■ Podany tekst ■
• • • • •

Projektanci Nike zawsze starali się tworzyć coraz lepsze buty sportowe i dbali, by elegancja nadążała za funkcjonalnością. Dwadzieścia trzy lata temu podejście to zaowocowało powstaniem rewelacyjnych butów koszykarskich, był to model Dunk, które stały się symbolem śmiałości zarówno na parkiecie, jak i poza nim. Buty były utrzymane w barwach drużyn uniwersyteckich, dla których je przeznaczono, a ich proste, kontrastowe kolory przekształciły się w symbol buntu, podniesionego już samodzielnie przez skateboardzistów.
Zasadniczo wierność polega na autentyczności. Kolejne elementy składające się na autentyczność ujawniają się zaś w widocznych działaniach. Jesienią roku 1985 takie widoczne działanie przybrało formę uniwersyteckich drużyn koszykarskich, które występowały w butach stworzonych nie tylko po to, by łatwiej było pokonać rywali, ale też aby z autentyczną dumą i śmiałością lśnić barwami swej szkoły.
Wraz z tym nowo odkrytym podejściem, model Dunk wprowadził nieznane wcześniej koncepcje stosowania kontrastów i kolorów w butach.

• • • • •

■ Polecenie a ■
Przepisz słowo w słowo wiersze rekordów od wiersza zawierającego „bar-male-2 (434, 128, 463, 401)” do wiersza zawierającego „x-axis-title: Age Group”, łącznie z obydwoma.
Tekst i rekordy nie są ze sobą w żaden sposób powiązane.

■ Podane informacje ■
• • • • •

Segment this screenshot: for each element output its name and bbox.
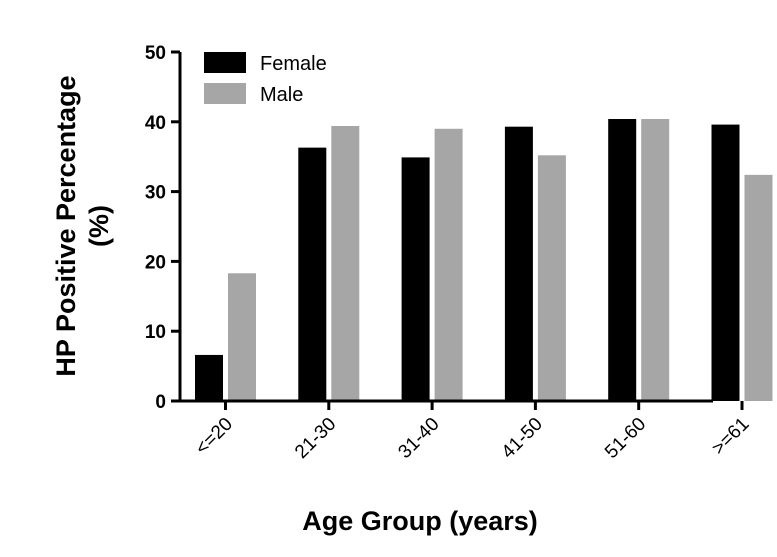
bar-male-2 (434, 128, 463, 401)
y-tick-label: 50 (145, 43, 166, 64)
x-tick-label: 21-30 (291, 414, 340, 463)
y-axis-title-line-2: (%) (84, 205, 114, 247)
y-tick-label: 30 (145, 183, 166, 204)
x-axis-title: Age Group (years) (302, 506, 538, 536)
legend: Female Male (204, 52, 327, 106)
x-tick-label: <=20 (192, 414, 237, 459)
x-tick-label: 31-40 (394, 414, 443, 463)
x-tick-label: 41-50 (498, 414, 547, 463)
y-axis-title-line-1: HP Positive Percentage (51, 75, 81, 376)
bar-female-3 (504, 126, 533, 401)
y-axis-title: HP Positive Percentage (%) (51, 75, 114, 376)
bar-female-5 (711, 124, 740, 401)
legend-label-female: Female (260, 53, 327, 75)
x-axis: <=20 21-30 31-40 41-50 51-60 >=61 (178, 399, 754, 463)
bar-male-3 (537, 155, 566, 401)
bar-male-0 (228, 273, 256, 401)
bar-female-4 (608, 119, 637, 402)
bar-male-1 (331, 125, 360, 401)
y-tick-label: 40 (145, 113, 166, 134)
bars-layer (195, 119, 773, 402)
y-tick-label: 0 (155, 392, 166, 413)
bar-female-2 (401, 157, 430, 401)
bar-female-1 (298, 147, 327, 401)
x-tick-label: >=61 (708, 414, 753, 459)
x-tick-label: 51-60 (601, 414, 650, 463)
bar-male-4 (641, 119, 670, 402)
legend-label-male: Male (260, 84, 303, 106)
y-tick-label: 20 (145, 252, 166, 273)
y-tick-label: 10 (145, 322, 166, 343)
bar-female-0 (195, 354, 223, 401)
bar-male-5 (744, 174, 773, 401)
y-axis: 0 10 20 30 40 50 (145, 43, 182, 413)
legend-swatch-female (204, 52, 246, 73)
legend-swatch-male (204, 83, 246, 104)
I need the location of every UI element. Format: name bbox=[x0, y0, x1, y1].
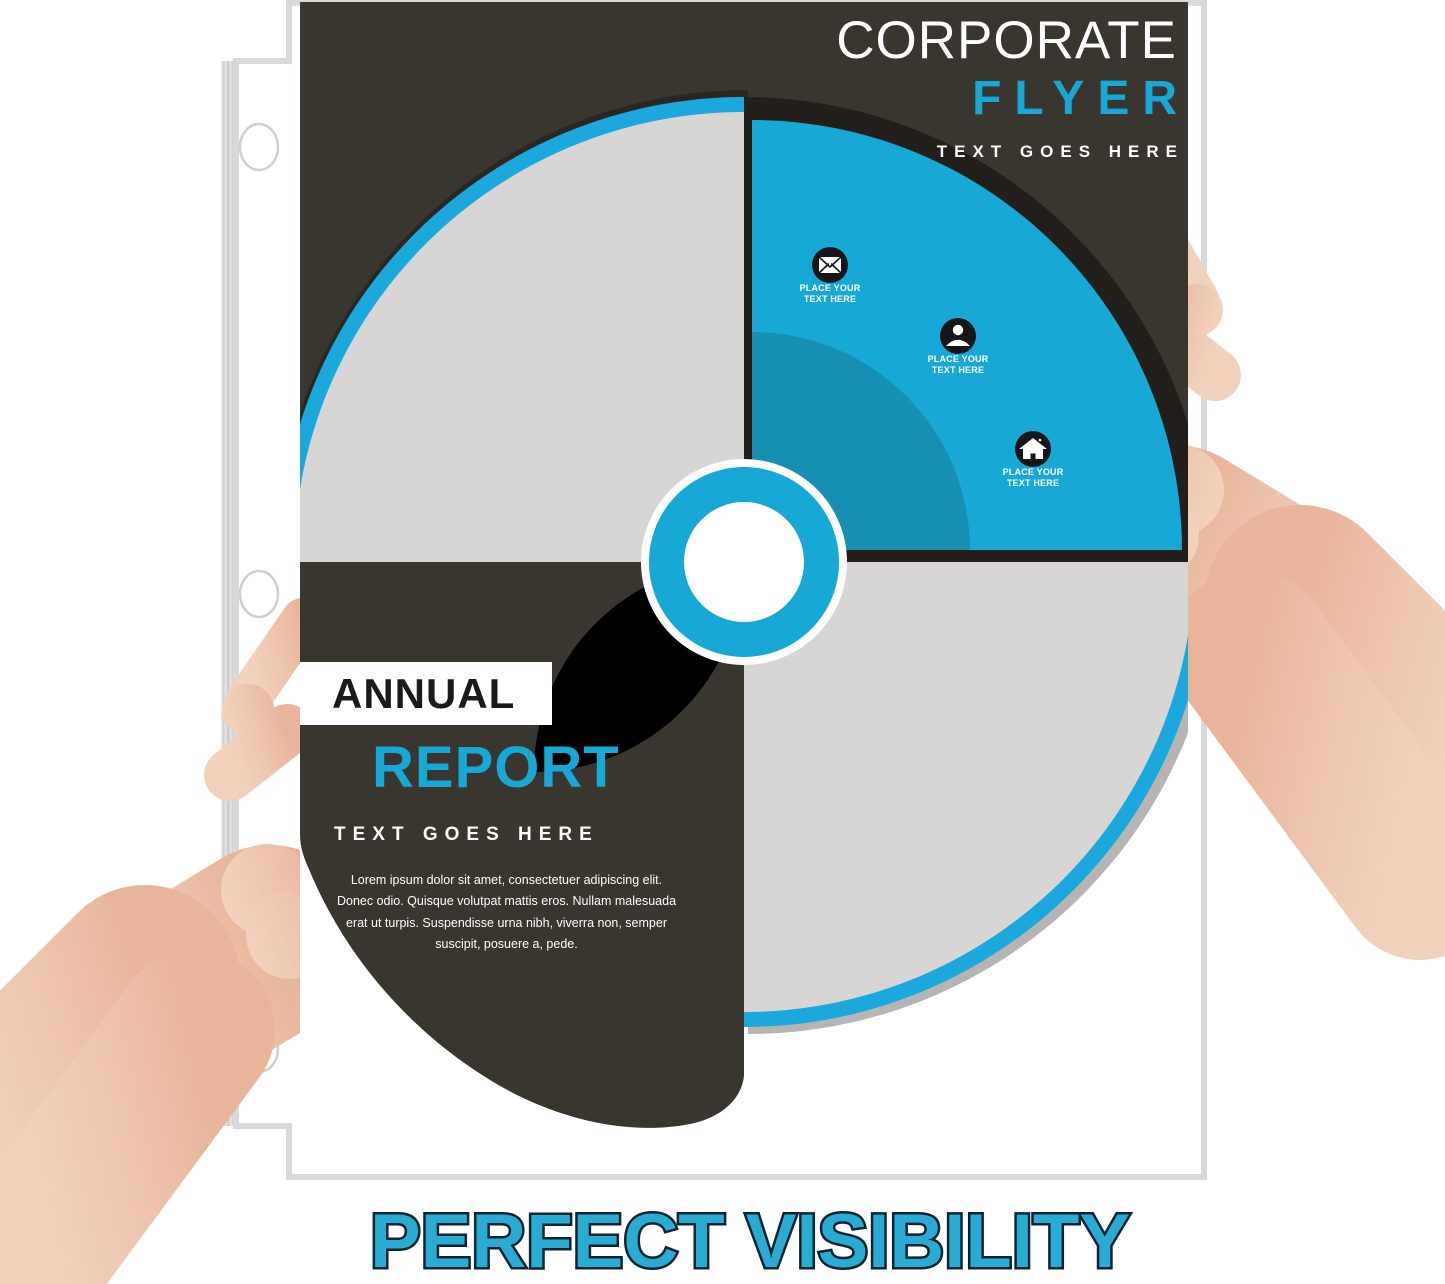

• • • • •

■ Polecenie b ■
Przedstaw zwięźlej akapit tekstu o modelu Dunk zaczynający się od słów „Zasadniczo wierność polega”, zachowując jego główne fakty.

■ Odpowiedź końcowa a ■
bar-male-2 (434, 128, 463, 401)
y-tick-label: 50 (145, 43, 166, 64)
x-tick-label: 21-30 (291, 414, 340, 463)
y-axis-title-line-2: (%) (84, 205, 114, 247)
y-tick-label: 30 (145, 183, 166, 204)
x-axis-title: Age Group (years) (302, 506, 538, 536)

■ Odpowiedź końcowa b ■
Wierność to w istocie autentyczność, która przejawia się w widocznych działaniach. Jesienią 1985 roku były nimi uniwersyteckie drużyny koszykarskie grające w butach, które miały nie tylko ułatwiać pokonywanie rywali, lecz także pozwalać z dumą i śmiałością prezentować barwy szkoły.